Look through the records below for the word "relapsed". Report how many lines have it, and only that number.
*** Records for the exercise ***
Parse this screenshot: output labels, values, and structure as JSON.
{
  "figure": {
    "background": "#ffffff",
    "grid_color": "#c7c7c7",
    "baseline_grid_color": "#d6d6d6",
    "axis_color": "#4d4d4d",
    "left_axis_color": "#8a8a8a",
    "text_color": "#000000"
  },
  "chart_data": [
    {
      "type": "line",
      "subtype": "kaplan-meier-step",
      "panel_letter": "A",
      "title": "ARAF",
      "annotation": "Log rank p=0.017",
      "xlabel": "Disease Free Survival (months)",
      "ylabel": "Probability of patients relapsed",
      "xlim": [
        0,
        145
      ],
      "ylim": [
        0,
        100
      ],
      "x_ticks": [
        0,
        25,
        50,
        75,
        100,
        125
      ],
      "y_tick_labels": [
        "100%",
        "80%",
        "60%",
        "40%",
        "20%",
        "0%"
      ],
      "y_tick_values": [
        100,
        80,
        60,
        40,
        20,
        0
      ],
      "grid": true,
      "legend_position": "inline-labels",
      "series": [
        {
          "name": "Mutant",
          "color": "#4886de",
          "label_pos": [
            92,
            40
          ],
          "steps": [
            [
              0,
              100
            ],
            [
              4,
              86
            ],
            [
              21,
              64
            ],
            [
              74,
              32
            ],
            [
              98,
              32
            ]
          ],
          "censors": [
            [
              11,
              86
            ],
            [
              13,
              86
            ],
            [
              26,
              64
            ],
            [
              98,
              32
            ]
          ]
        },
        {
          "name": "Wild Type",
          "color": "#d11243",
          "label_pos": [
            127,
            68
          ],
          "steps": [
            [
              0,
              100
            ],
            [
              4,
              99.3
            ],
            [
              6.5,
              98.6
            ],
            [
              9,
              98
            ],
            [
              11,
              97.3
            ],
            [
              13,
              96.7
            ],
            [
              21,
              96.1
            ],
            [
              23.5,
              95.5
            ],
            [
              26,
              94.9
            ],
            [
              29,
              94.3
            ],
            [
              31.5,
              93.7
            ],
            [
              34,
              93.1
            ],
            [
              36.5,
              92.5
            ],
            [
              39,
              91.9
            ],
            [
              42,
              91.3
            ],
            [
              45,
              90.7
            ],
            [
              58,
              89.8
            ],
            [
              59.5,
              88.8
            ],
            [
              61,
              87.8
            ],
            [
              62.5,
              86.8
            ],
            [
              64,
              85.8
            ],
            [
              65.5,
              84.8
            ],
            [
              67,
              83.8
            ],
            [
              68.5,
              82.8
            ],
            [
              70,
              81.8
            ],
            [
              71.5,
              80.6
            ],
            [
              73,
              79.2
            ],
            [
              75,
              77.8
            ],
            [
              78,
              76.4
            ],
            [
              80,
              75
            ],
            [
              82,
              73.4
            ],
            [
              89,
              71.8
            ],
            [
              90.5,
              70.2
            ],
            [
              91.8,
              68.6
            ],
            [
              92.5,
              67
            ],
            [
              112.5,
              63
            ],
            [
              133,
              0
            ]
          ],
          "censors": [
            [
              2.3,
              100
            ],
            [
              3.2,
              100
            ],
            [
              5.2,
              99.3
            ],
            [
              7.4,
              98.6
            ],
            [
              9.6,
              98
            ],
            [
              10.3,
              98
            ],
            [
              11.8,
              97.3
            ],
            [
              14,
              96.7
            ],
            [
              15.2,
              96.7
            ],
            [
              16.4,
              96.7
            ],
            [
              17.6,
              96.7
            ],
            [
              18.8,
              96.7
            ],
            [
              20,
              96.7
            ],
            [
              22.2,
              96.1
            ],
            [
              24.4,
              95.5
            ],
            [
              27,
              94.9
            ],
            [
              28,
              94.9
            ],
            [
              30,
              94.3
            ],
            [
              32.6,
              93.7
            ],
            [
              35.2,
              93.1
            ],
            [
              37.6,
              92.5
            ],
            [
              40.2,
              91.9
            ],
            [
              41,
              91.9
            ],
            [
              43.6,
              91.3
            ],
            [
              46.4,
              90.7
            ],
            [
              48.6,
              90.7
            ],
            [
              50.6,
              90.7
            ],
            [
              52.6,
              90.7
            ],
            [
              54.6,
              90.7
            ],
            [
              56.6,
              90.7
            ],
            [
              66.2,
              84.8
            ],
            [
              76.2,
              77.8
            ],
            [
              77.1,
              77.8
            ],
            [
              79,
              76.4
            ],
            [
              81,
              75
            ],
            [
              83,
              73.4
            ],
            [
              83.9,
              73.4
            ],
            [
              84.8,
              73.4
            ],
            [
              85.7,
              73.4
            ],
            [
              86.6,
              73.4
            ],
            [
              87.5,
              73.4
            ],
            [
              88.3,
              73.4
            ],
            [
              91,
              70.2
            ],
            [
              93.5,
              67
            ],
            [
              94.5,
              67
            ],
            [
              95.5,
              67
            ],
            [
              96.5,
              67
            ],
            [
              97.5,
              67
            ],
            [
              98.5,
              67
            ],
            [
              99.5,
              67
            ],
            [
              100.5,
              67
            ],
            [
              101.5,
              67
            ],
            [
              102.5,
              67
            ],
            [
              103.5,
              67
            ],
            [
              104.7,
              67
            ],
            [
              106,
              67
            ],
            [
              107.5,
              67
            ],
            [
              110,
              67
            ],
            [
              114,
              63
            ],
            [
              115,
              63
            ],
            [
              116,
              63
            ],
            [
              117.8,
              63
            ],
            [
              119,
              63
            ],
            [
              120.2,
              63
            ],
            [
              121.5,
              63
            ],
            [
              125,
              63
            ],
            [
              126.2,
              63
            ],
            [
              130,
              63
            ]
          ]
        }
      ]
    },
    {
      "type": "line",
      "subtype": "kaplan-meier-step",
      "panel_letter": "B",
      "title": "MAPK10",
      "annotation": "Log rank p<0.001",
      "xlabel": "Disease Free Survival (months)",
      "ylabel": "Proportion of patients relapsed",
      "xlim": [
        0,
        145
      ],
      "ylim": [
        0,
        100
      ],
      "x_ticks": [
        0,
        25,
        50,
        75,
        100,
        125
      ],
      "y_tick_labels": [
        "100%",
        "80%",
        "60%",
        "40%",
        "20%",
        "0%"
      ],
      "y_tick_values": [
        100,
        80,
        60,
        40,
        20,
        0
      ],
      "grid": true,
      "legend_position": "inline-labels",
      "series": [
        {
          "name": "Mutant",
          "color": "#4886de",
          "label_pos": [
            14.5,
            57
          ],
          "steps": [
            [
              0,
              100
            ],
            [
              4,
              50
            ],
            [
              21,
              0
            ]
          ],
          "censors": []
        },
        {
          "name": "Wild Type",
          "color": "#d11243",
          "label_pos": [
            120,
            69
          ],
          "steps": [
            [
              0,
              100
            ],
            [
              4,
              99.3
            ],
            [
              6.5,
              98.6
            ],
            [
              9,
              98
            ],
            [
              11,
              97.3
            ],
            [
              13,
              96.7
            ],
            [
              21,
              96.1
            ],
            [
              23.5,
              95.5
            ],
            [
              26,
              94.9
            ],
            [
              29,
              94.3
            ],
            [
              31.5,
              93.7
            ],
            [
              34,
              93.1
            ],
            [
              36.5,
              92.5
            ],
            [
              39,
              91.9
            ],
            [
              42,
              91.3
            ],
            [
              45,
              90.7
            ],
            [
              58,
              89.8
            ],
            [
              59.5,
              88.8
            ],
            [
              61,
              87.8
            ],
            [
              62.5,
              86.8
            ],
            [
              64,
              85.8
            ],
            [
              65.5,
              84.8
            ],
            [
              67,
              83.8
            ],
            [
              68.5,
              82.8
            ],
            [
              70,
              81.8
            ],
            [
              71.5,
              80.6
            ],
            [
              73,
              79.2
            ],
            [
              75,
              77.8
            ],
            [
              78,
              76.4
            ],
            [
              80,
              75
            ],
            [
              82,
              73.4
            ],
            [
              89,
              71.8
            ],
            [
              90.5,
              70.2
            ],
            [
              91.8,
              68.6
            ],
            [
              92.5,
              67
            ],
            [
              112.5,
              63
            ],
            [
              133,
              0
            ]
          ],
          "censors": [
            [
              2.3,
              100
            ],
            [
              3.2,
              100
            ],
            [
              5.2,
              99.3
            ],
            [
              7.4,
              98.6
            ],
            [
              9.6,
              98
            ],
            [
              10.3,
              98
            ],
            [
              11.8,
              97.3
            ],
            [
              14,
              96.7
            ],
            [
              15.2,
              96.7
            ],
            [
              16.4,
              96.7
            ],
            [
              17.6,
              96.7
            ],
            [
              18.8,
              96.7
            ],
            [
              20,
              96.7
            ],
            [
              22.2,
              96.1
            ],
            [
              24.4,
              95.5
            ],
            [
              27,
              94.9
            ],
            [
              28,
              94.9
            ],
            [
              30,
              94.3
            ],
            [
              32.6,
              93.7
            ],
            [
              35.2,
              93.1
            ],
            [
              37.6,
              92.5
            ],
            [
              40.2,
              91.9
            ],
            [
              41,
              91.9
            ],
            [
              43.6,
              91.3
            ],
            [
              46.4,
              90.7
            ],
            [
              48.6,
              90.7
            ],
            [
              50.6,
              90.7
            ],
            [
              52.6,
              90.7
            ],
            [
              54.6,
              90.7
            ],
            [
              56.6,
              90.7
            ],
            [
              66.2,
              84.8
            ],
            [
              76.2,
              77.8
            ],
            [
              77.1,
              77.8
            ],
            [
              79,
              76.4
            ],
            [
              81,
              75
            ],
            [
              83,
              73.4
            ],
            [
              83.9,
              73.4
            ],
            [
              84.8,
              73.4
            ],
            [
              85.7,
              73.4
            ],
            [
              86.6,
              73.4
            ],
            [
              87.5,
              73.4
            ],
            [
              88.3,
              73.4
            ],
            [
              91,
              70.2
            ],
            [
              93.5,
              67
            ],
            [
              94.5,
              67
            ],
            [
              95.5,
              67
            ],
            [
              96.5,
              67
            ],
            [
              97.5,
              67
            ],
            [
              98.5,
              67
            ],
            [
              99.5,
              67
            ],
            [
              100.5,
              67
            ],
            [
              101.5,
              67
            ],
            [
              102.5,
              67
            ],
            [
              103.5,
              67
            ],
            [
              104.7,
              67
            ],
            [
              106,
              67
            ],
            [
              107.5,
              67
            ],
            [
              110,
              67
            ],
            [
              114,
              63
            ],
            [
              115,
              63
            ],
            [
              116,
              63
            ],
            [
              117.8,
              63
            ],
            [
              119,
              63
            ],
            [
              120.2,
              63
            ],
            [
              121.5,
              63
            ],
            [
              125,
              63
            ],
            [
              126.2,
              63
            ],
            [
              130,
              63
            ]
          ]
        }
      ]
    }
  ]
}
*** End of Records for the exercise ***
» Task solution: 2